──────── Rows

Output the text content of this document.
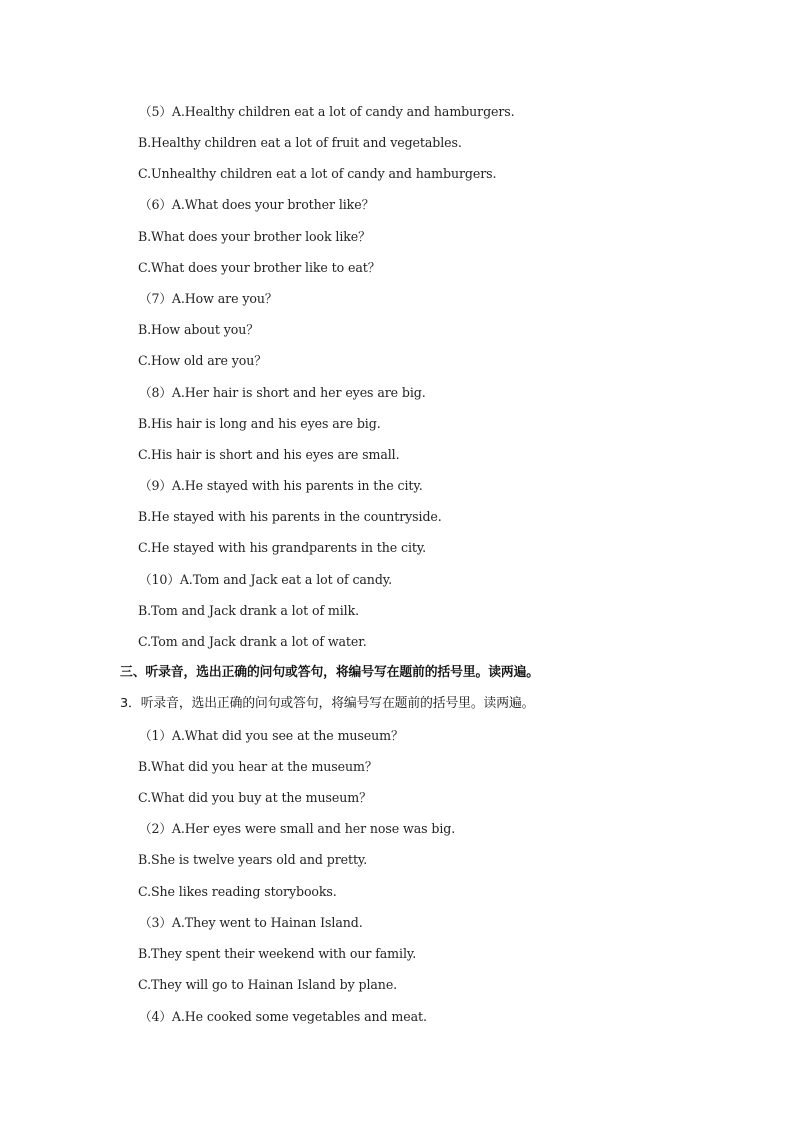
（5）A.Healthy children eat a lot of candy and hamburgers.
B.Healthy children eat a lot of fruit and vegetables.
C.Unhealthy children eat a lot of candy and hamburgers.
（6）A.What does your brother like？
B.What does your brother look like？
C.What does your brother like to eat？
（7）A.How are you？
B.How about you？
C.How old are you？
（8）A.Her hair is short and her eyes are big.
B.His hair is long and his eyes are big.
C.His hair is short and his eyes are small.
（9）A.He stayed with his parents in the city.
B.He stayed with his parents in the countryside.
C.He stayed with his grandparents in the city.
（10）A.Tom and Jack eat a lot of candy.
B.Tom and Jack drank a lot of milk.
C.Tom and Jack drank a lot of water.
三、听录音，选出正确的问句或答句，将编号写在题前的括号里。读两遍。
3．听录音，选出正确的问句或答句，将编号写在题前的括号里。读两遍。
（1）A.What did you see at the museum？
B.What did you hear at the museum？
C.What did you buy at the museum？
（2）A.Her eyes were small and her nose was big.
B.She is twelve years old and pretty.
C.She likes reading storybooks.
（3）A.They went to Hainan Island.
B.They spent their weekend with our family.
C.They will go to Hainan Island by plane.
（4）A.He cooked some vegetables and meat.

────────────────

Written task.
Find "short". Copy every line it occurs in.

Response to the exercise.
（8）A.Her hair is short and her eyes are big.
C.His hair is short and his eyes are small.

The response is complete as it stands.